### Exercise description
Take every line where the string "Application" appears and copy it.

[Begin]

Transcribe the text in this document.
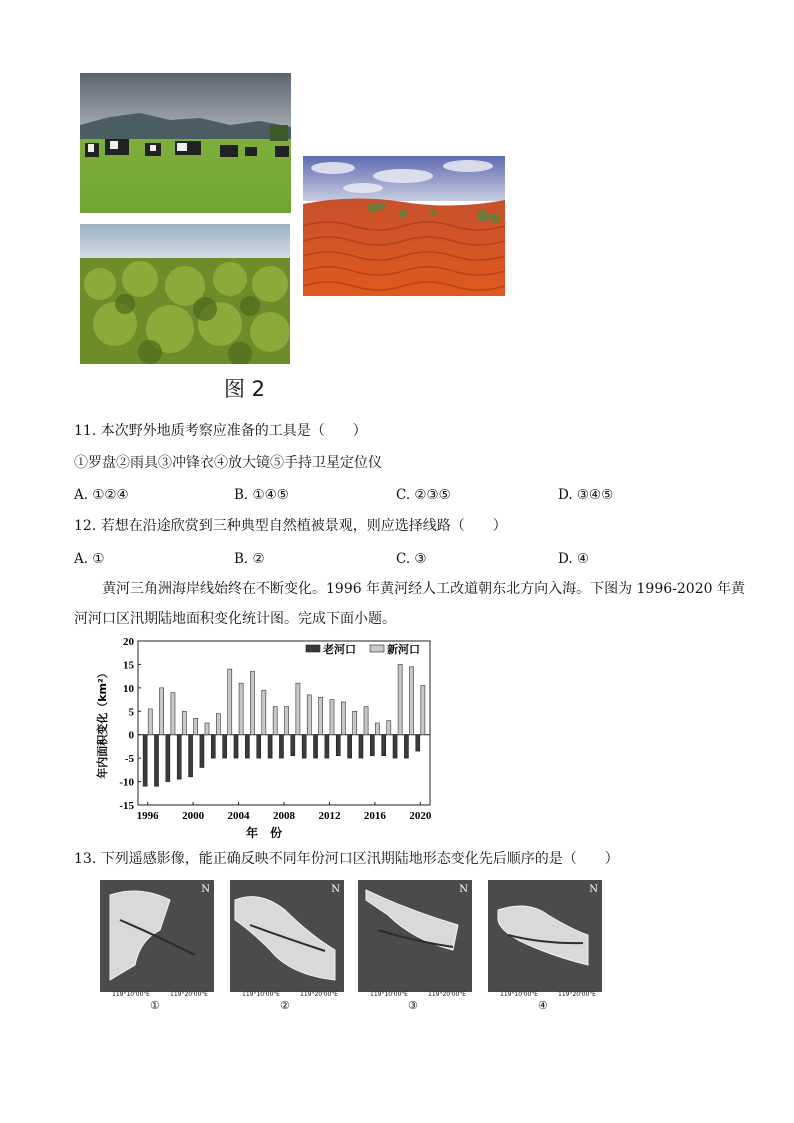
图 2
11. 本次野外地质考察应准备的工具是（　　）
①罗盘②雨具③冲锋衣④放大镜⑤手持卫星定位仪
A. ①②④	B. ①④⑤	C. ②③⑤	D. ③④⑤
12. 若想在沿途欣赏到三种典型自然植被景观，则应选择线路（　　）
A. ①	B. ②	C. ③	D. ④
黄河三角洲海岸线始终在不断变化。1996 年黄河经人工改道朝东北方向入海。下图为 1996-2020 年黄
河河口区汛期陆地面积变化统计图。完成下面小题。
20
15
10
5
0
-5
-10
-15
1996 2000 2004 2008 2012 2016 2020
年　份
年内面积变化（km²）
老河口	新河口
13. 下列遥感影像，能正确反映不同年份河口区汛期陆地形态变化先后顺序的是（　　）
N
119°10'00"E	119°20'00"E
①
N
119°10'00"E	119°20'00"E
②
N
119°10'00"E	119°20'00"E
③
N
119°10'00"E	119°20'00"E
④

[End]
[Begin]

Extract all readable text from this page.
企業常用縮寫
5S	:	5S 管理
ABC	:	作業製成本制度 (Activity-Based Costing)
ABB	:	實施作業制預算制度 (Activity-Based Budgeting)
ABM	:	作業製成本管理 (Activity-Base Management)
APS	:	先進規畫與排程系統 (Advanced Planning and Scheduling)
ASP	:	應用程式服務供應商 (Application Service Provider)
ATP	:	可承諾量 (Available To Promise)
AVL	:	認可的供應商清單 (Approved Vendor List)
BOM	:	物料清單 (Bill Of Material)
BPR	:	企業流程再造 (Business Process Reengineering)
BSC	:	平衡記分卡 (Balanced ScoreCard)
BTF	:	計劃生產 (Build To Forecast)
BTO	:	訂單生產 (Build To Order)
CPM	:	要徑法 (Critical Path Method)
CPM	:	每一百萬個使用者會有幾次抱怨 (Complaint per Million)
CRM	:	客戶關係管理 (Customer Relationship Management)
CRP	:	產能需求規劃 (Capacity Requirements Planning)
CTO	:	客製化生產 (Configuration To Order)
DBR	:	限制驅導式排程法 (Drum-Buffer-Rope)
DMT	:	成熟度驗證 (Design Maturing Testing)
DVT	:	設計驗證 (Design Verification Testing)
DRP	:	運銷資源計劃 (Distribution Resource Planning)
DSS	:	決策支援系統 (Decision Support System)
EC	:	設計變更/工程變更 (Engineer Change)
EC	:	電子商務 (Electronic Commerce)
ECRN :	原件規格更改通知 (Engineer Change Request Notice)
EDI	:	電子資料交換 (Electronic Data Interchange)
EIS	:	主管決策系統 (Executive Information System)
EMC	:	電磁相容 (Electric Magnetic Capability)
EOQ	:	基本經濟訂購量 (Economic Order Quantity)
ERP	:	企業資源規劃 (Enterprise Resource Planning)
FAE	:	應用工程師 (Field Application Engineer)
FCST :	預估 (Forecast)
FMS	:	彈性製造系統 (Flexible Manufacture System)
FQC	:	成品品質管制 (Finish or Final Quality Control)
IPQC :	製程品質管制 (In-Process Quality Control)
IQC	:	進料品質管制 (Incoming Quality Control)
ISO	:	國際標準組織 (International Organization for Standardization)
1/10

[End]
[Begin]

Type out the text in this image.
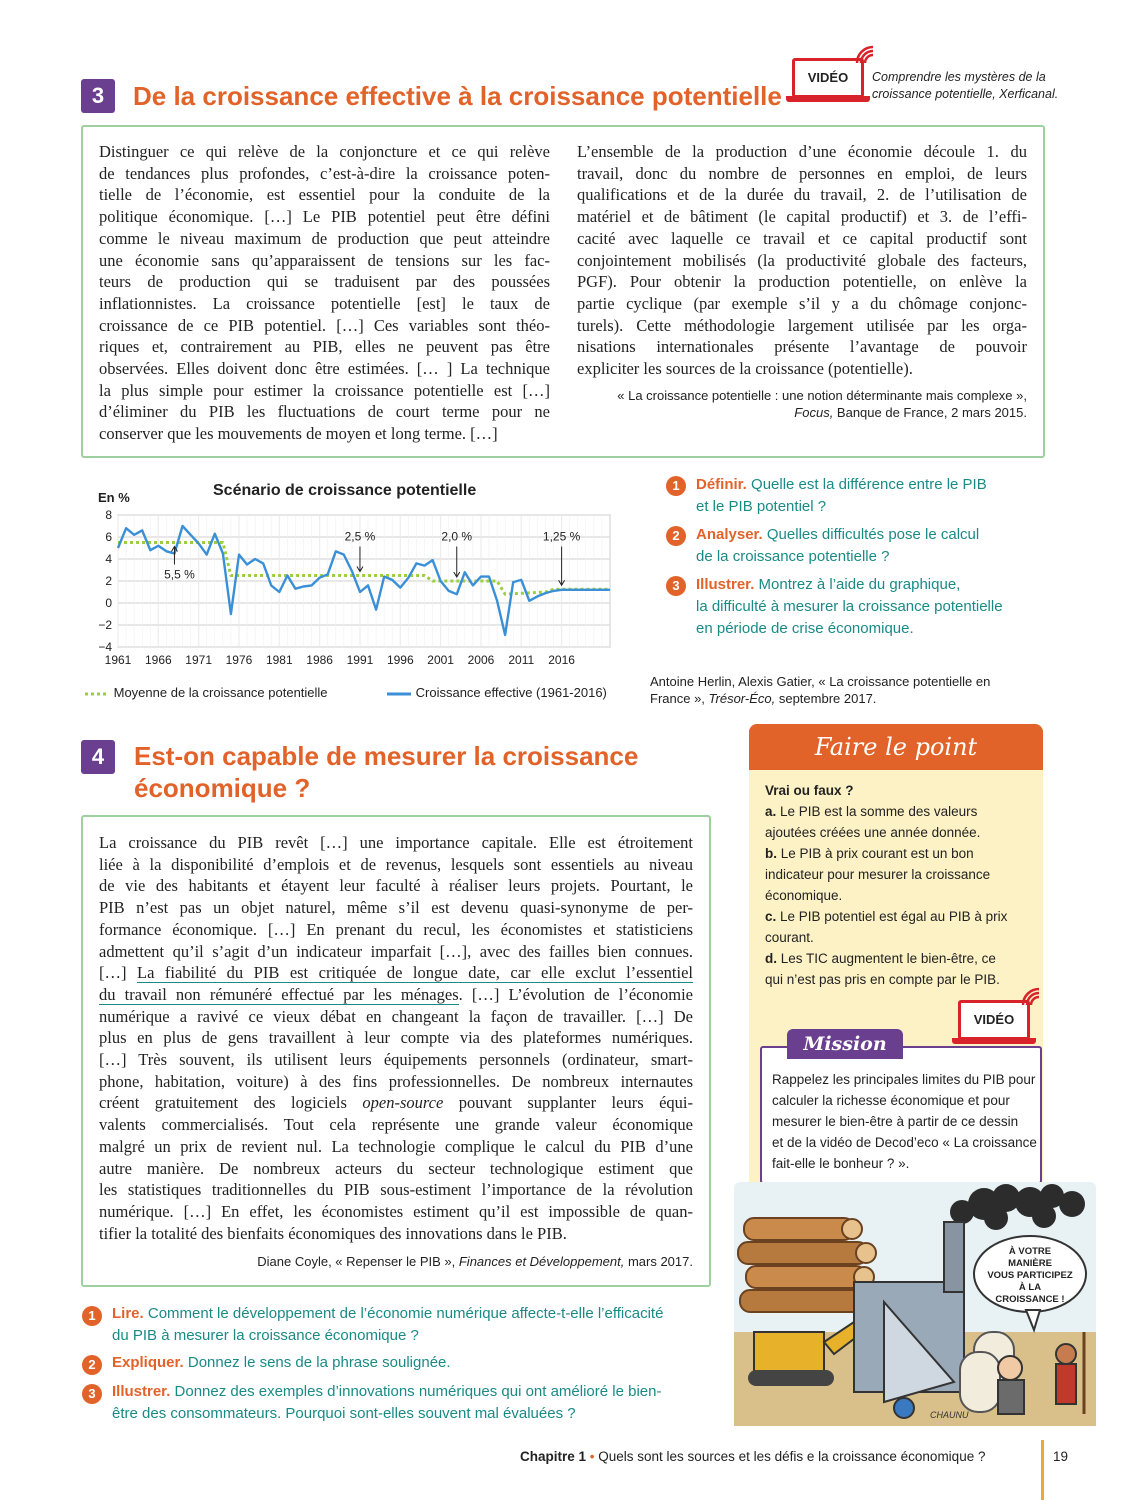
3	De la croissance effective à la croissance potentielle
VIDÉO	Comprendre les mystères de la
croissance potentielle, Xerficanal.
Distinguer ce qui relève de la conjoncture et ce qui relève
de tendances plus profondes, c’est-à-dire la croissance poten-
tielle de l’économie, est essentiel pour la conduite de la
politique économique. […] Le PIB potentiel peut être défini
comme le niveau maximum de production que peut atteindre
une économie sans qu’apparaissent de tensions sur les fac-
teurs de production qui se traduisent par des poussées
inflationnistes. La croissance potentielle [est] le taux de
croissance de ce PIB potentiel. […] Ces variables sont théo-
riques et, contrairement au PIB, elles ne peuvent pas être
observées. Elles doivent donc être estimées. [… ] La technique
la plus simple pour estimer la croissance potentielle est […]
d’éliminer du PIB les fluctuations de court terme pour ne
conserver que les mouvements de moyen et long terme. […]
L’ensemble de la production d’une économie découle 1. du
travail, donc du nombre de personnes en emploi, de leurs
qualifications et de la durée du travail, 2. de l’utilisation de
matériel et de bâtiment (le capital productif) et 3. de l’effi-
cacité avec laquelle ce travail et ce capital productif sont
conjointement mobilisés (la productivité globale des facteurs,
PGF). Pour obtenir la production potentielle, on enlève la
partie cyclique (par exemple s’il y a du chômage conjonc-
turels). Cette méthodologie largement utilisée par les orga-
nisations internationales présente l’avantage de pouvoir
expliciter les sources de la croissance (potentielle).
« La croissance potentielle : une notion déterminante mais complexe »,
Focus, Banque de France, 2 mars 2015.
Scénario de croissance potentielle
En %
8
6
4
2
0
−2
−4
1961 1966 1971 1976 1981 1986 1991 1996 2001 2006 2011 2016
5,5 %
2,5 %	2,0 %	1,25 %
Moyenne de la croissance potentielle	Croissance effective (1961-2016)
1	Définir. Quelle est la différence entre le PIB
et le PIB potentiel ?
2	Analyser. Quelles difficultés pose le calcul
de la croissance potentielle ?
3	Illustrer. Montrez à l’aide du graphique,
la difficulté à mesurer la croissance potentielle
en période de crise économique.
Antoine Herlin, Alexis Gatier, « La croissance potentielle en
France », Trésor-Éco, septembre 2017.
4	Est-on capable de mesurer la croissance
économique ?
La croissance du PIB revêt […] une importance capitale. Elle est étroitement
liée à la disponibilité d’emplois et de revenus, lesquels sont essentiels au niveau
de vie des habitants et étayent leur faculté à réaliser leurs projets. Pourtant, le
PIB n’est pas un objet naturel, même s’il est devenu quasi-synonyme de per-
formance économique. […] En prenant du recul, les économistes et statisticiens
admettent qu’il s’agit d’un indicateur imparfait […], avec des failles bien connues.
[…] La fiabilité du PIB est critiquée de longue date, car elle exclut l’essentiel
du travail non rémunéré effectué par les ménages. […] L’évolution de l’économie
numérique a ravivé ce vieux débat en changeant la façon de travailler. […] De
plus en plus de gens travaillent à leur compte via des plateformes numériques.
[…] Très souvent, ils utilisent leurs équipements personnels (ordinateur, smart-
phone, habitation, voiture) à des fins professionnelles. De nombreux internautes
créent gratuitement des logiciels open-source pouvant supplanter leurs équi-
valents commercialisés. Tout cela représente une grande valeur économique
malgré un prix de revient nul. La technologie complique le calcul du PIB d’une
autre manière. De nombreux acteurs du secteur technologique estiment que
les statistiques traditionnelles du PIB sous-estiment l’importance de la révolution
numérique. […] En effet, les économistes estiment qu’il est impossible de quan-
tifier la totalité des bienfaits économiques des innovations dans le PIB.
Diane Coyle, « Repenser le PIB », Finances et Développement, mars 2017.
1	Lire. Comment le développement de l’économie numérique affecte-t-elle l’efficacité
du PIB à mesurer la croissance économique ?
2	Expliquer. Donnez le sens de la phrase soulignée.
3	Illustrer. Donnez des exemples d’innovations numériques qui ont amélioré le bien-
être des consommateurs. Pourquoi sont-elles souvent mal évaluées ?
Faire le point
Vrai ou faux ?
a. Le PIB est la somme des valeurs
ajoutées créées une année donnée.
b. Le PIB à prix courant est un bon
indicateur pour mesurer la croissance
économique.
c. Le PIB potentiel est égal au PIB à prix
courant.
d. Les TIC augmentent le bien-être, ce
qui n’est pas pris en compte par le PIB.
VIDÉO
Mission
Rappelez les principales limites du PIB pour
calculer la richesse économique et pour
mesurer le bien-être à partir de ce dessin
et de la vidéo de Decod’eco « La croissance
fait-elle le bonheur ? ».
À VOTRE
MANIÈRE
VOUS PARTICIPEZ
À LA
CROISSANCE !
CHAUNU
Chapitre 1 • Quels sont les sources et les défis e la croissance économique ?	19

[End]

### Written reply
ASP	:	應用程式服務供應商 (Application Service Provider)
FAE	:	應用工程師 (Field Application Engineer)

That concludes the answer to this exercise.